Aim
Report each line of the data that has "seen" somewhere in it.
** Begin Raw records **
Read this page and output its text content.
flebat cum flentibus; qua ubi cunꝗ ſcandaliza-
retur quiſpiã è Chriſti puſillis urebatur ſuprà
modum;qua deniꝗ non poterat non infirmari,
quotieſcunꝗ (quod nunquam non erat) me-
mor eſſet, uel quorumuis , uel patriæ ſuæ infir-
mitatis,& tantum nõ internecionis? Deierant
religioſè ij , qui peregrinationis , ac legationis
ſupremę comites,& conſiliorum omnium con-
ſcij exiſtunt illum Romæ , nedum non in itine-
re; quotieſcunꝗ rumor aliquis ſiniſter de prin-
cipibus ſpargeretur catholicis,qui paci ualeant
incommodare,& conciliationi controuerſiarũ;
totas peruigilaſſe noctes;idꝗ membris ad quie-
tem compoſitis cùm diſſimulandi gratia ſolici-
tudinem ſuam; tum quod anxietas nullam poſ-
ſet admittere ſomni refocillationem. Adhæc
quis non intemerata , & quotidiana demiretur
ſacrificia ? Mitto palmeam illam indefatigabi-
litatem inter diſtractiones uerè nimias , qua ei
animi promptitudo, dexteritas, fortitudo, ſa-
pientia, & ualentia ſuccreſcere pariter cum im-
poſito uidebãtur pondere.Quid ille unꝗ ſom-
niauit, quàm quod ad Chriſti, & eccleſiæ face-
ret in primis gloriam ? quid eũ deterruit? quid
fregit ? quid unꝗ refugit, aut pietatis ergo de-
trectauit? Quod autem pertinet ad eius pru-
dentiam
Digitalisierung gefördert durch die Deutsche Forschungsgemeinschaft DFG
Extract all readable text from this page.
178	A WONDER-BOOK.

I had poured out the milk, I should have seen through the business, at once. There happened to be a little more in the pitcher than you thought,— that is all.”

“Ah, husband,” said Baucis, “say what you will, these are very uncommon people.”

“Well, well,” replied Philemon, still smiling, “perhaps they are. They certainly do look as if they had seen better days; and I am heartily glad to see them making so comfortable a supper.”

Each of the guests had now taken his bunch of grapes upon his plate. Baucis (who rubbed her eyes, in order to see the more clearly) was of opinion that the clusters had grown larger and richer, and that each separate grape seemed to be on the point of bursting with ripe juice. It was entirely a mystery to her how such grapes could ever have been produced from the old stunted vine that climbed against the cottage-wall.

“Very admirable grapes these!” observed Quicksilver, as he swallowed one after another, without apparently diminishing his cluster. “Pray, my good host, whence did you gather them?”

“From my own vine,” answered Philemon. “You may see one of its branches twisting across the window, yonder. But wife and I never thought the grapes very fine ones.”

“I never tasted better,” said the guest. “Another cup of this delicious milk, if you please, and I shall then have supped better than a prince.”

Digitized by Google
** End Raw records **
** Begin Raw records **
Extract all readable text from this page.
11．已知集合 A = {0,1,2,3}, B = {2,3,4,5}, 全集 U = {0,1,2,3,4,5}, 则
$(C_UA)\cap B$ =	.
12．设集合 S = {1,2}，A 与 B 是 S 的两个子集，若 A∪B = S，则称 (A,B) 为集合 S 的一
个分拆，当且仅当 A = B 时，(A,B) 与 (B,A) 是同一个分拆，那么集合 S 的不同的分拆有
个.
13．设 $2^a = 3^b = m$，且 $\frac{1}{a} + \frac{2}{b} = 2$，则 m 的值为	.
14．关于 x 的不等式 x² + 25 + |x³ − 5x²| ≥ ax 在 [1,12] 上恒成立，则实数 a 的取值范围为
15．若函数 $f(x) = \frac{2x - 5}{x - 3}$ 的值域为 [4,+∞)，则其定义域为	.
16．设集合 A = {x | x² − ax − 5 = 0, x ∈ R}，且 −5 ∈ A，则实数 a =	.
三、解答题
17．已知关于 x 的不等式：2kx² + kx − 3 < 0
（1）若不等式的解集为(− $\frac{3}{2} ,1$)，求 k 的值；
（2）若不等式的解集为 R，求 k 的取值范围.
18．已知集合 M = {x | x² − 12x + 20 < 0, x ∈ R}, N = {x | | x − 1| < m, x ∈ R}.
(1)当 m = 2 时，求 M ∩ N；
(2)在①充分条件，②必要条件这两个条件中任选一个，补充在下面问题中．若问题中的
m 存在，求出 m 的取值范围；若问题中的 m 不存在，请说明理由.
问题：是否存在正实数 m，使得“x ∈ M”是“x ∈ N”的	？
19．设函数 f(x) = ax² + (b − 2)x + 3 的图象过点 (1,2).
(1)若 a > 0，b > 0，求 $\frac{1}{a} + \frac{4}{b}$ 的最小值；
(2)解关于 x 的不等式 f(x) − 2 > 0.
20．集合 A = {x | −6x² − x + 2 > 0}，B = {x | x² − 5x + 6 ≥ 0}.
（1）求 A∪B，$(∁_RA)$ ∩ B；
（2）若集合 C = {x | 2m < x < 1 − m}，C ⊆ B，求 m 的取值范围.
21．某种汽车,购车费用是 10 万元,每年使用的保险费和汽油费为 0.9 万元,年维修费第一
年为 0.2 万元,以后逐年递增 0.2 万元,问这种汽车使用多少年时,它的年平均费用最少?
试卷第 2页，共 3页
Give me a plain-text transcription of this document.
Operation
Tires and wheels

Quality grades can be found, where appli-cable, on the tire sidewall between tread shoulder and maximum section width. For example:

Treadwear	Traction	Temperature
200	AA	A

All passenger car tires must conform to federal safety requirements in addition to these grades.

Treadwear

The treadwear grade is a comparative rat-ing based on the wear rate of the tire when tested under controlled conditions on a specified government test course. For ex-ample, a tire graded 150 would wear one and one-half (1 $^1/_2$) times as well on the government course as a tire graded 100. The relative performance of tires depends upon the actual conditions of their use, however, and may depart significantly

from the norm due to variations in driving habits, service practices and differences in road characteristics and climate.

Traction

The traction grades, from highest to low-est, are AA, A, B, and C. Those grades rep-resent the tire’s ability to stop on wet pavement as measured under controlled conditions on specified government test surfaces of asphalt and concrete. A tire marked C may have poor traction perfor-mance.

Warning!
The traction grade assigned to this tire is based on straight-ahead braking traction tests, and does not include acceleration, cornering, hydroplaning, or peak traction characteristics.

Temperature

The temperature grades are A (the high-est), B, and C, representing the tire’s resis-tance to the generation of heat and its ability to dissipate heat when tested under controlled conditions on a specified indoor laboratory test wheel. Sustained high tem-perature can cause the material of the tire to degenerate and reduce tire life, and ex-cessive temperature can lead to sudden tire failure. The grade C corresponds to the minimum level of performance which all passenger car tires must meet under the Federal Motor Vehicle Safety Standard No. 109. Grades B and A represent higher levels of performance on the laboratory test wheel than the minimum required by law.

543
** End Raw records **
Output of the exercise
I had poured out the milk, I should have seen through the business, at once. There happened to be a little more in the pitcher than you thought,— that is all.”
“Well, well,” replied Philemon, still smiling, “perhaps they are. They certainly do look as if they had seen better days; and I am heartily glad to see them making so comfortable a supper.”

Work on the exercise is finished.